Items from a data source

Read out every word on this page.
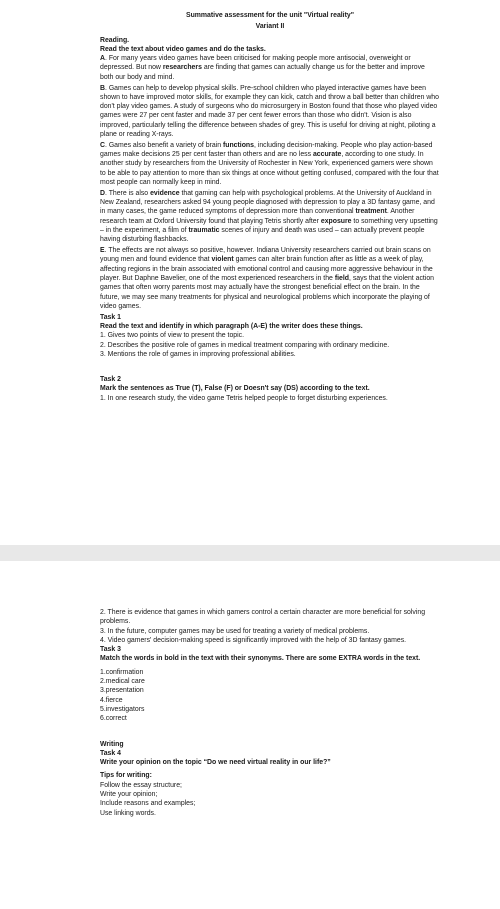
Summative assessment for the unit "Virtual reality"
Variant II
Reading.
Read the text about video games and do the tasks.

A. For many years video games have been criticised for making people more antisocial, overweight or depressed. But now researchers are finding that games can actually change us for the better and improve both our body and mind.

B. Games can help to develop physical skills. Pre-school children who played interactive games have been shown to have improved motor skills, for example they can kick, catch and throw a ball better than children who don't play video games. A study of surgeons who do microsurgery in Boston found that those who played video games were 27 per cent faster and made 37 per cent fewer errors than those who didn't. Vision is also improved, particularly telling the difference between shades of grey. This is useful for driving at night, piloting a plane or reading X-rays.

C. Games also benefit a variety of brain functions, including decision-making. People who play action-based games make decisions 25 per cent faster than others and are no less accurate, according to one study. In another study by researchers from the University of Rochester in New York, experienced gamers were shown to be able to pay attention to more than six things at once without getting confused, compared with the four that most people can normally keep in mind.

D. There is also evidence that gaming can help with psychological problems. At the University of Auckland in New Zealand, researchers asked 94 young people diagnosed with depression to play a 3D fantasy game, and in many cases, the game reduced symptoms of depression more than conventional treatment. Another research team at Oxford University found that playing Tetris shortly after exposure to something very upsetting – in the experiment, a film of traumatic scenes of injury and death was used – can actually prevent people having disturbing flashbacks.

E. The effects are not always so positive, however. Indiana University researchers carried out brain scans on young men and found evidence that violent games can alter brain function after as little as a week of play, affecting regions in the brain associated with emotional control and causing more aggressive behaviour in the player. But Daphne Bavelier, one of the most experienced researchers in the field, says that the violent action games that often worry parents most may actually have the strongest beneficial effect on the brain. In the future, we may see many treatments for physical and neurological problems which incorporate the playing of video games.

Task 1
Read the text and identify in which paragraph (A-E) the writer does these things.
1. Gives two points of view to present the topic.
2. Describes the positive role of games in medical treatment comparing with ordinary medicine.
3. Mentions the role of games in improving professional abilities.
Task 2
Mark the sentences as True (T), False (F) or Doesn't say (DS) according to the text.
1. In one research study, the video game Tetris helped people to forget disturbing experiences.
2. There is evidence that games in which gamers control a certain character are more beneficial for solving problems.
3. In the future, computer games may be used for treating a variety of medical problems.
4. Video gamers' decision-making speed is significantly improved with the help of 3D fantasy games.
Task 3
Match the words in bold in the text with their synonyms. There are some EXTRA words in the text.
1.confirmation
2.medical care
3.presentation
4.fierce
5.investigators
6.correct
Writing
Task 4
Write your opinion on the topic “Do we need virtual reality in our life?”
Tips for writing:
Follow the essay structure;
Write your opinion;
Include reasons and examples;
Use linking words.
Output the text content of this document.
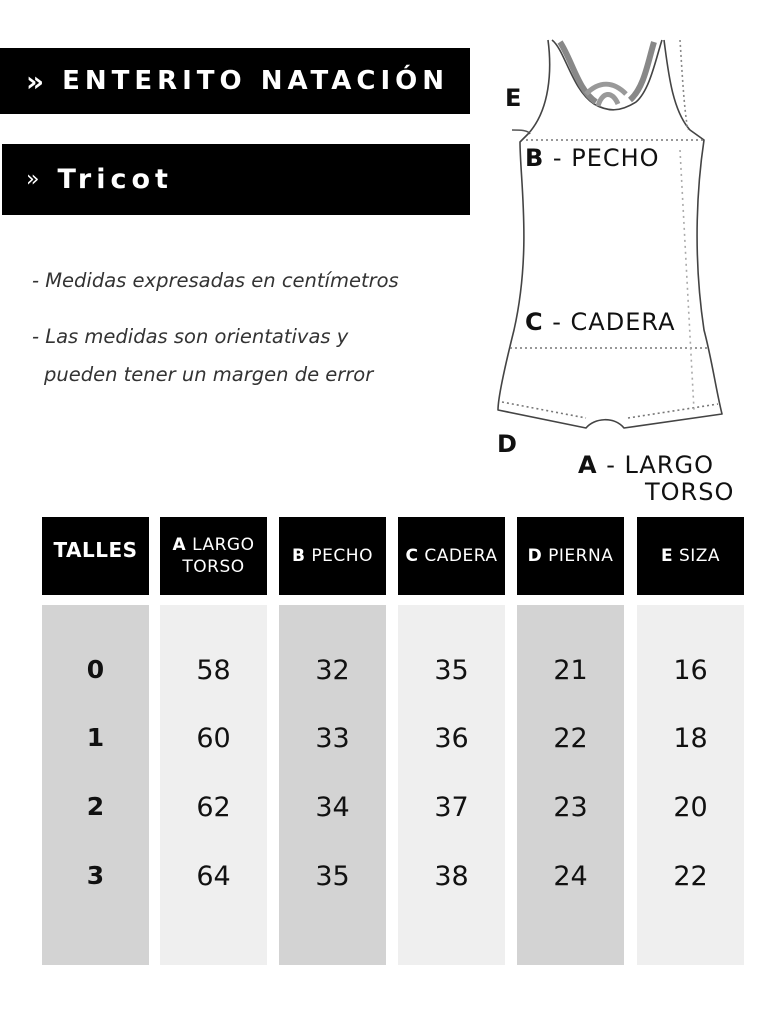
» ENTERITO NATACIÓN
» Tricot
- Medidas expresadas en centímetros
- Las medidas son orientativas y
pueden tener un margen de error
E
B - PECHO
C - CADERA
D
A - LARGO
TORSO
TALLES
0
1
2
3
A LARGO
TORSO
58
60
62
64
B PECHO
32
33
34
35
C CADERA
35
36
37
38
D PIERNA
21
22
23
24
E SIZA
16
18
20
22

* **DO THIS**:
Pick out and copy every line that contains the word "people".

* **RESULT**:
A. For many years video games have been criticised for making people more antisocial, overweight or depressed. But now researchers are finding that games can actually change us for the better and improve both our body and mind.
C. Games also benefit a variety of brain functions, including decision-making. People who play action-based games make decisions 25 per cent faster than others and are no less accurate, according to one study. In another study by researchers from the University of Rochester in New York, experienced gamers were shown to be able to pay attention to more than six things at once without getting confused, compared with the four that most people can normally keep in mind.
D. There is also evidence that gaming can help with psychological problems. At the University of Auckland in New Zealand, researchers asked 94 young people diagnosed with depression to play a 3D fantasy game, and in many cases, the game reduced symptoms of depression more than conventional treatment. Another research team at Oxford University found that playing Tetris shortly after exposure to something very upsetting – in the experiment, a film of traumatic scenes of injury and death was used – can actually prevent people having disturbing flashbacks.
1. In one research study, the video game Tetris helped people to forget disturbing experiences.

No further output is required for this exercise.